Instructions to follow:
Lines containing the string "成等差数列" are to be counted. Write only how many there are.

Extracted data entries
....................
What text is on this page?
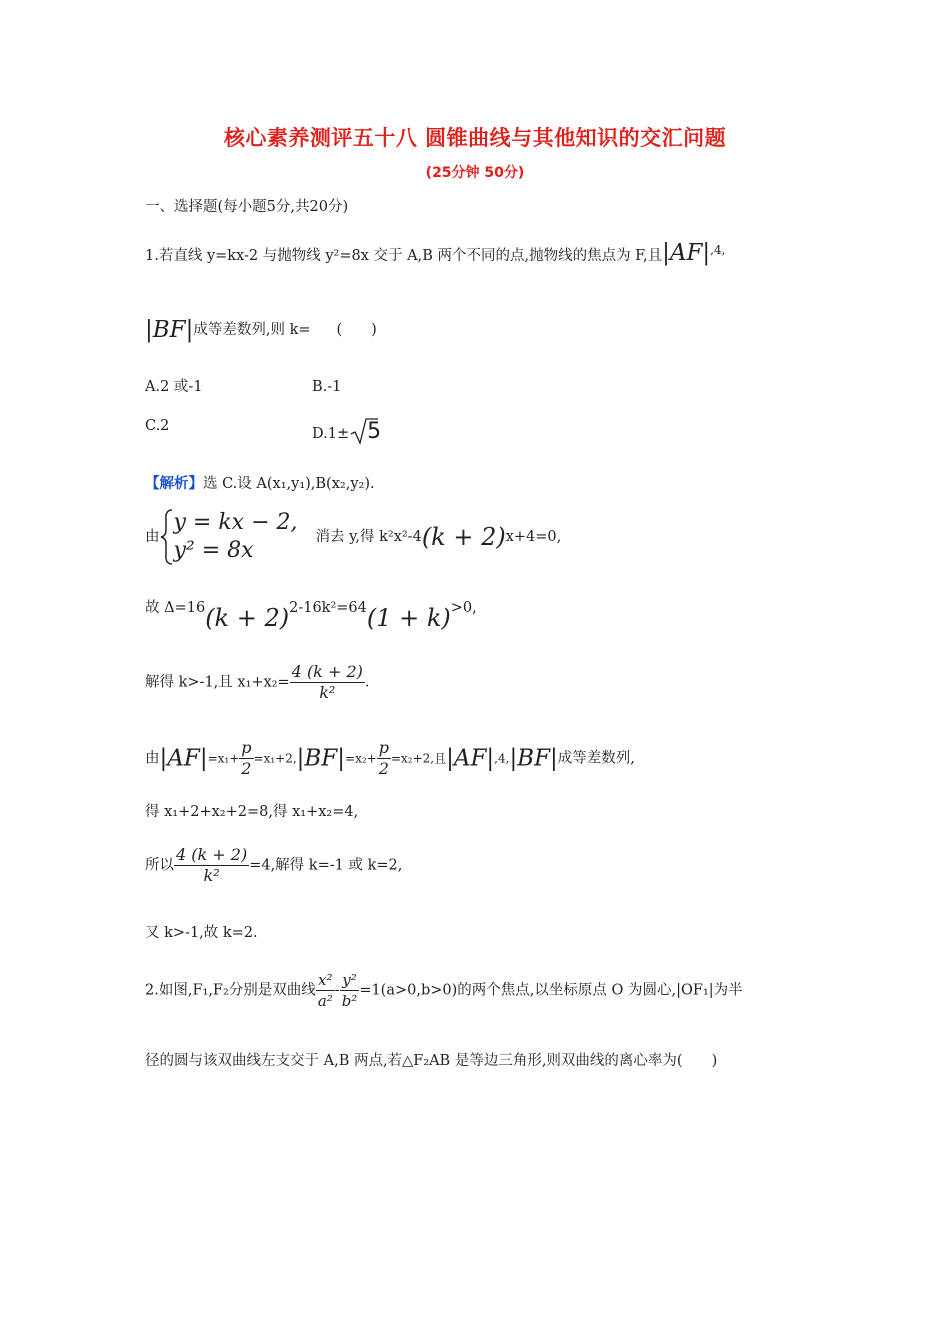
核心素养测评五十八 圆锥曲线与其他知识的交汇问题
(25分钟 50分)
一、选择题(每小题5分,共20分)
1.若直线 y=kx-2 与抛物线 y²=8x 交于 A,B 两个不同的点,抛物线的焦点为 F,且$|AF|^{,4,}$
|BF|成等差数列,则 k= (　　)
A.2 或-1	B.-1
C.2	D.1± 5
【解析】选 C.设 A(x₁,y₁),B(x₂,y₂).
由
y = kx − 2,
y² = 8x
消去 y,得 k²x²-4(k + 2)x+4=0,
故 Δ=16(k + 2)2-16k²=64(1 + k)>0,
解得 k>-1,且 $x_1+x_2= \frac{4 (k + 2)}{\text{k²}}$ .
由$|AF|=x_1+ \frac{p}{2} =x_1+2,|BF|=x_2+ \frac{p}{2} =x_2+2$,且|AF|,4,|BF|成等差数列,
得 x₁+2+x₂+2=8,得 x₁+x₂=4,
所以 $\frac{4 (k + 2)}{\text{k²}} =4$,解得 k=-1 或 k=2,
又 k>-1,故 k=2.
2.如图,F₁,F₂分别是双曲线 $\frac{\text{x²}}{\text{a²}} - \frac{\text{y²}}{\text{b²}} =1(a>0,b>0)$的两个焦点,以坐标原点 O 为圆心,|OF₁|为半
径的圆与该双曲线左支交于 A,B 两点,若△F₂AB 是等边三角形,则双曲线的离心率为(　　)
....................
Task response:
2